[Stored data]
......

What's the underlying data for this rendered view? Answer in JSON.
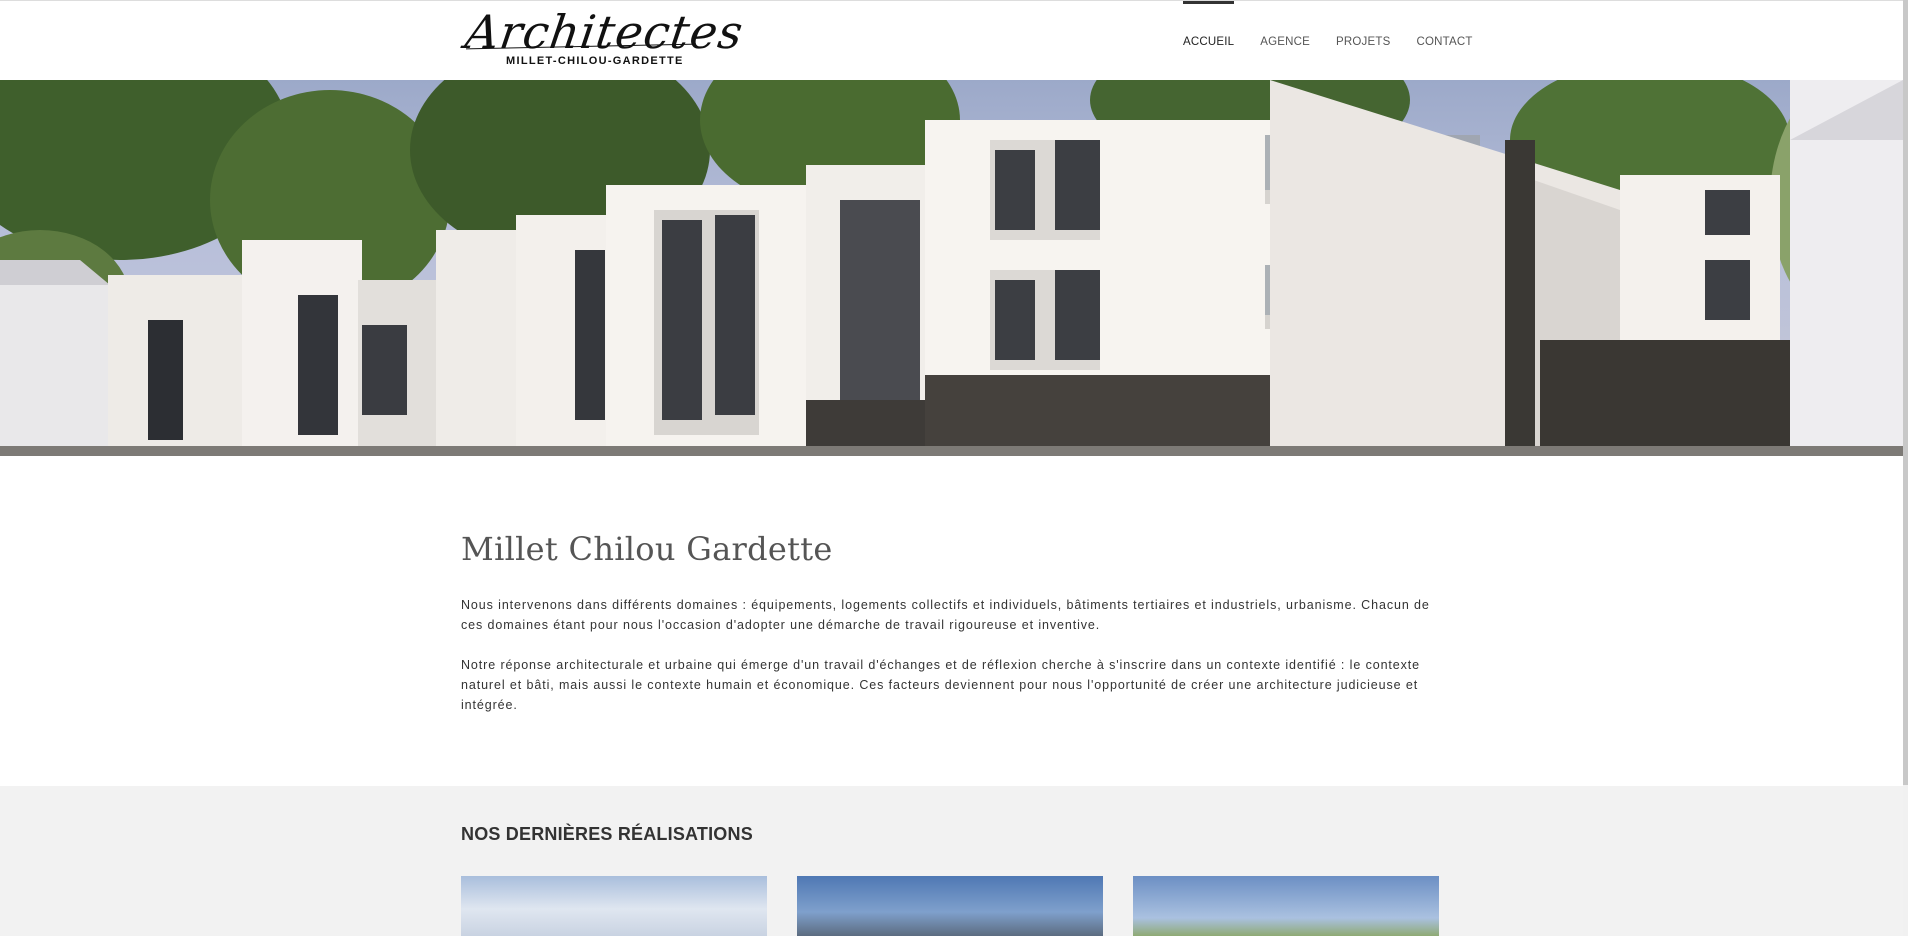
{
  "logo": {
    "script": "Architectes",
    "subtitle": "MILLET-CHILOU-GARDETTE"
  },
  "nav": {
    "items": [
      {
        "label": "ACCUEIL",
        "active": true
      },
      {
        "label": "AGENCE",
        "active": false
      },
      {
        "label": "PROJETS",
        "active": false
      },
      {
        "label": "CONTACT",
        "active": false
      }
    ]
  },
  "intro": {
    "title": "Millet Chilou Gardette",
    "paragraph1": "Nous intervenons dans différents domaines : équipements, logements collectifs et individuels, bâtiments tertiaires et industriels, urbanisme. Chacun de ces domaines étant pour nous l'occasion d'adopter une démarche de travail rigoureuse et inventive.",
    "paragraph2": "Notre réponse architecturale et urbaine qui émerge d'un travail d'échanges et de réflexion cherche à s'inscrire dans un contexte identifié : le contexte naturel et bâti, mais aussi le contexte humain et économique. Ces facteurs deviennent pour nous l'opportunité de créer une architecture judicieuse et intégrée."
  },
  "recent": {
    "title": "NOS DERNIÈRES RÉALISATIONS"
  },
  "colors": {
    "background": "#ffffff",
    "section_grey": "#f2f2f2",
    "text": "#333333",
    "nav_active_bar": "#333333"
  }
}
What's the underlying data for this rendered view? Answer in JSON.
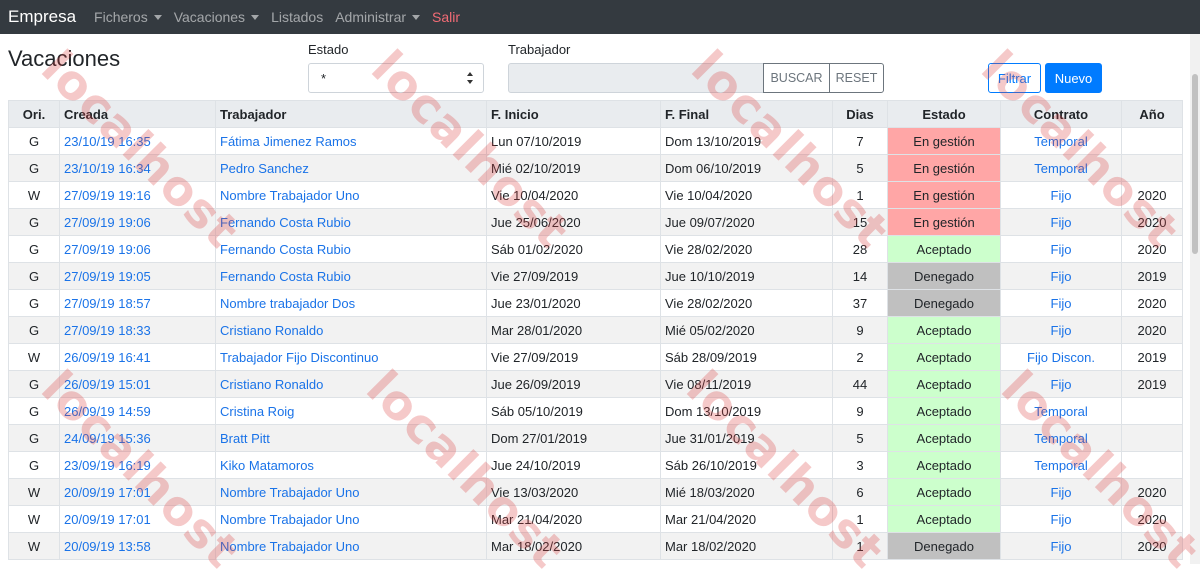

......

→ DIRECTIVE:
Give the entries again word for word, but skip the pictures.

→ OUTPUT:
What's the underlying data for this rendered view? Answer in JSON.
{
  "logo": {
    "script": "Architectes",
    "subtitle": "MILLET-CHILOU-GARDETTE"
  },
  "nav": {
    "items": [
      {
        "label": "ACCUEIL",
        "active": true
      },
      {
        "label": "AGENCE",
        "active": false
      },
      {
        "label": "PROJETS",
        "active": false
      },
      {
        "label": "CONTACT",
        "active": false
      }
    ]
  },
  "intro": {
    "title": "Millet Chilou Gardette",
    "paragraph1": "Nous intervenons dans différents domaines : équipements, logements collectifs et individuels, bâtiments tertiaires et industriels, urbanisme. Chacun de ces domaines étant pour nous l'occasion d'adopter une démarche de travail rigoureuse et inventive.",
    "paragraph2": "Notre réponse architecturale et urbaine qui émerge d'un travail d'échanges et de réflexion cherche à s'inscrire dans un contexte identifié : le contexte naturel et bâti, mais aussi le contexte humain et économique. Ces facteurs deviennent pour nous l'opportunité de créer une architecture judicieuse et intégrée."
  },
  "recent": {
    "title": "NOS DERNIÈRES RÉALISATIONS"
  },
  "colors": {
    "background": "#ffffff",
    "section_grey": "#f2f2f2",
    "text": "#333333",
    "nav_active_bar": "#333333"
  }
}
What's the underlying data for this rendered view? Answer in JSON.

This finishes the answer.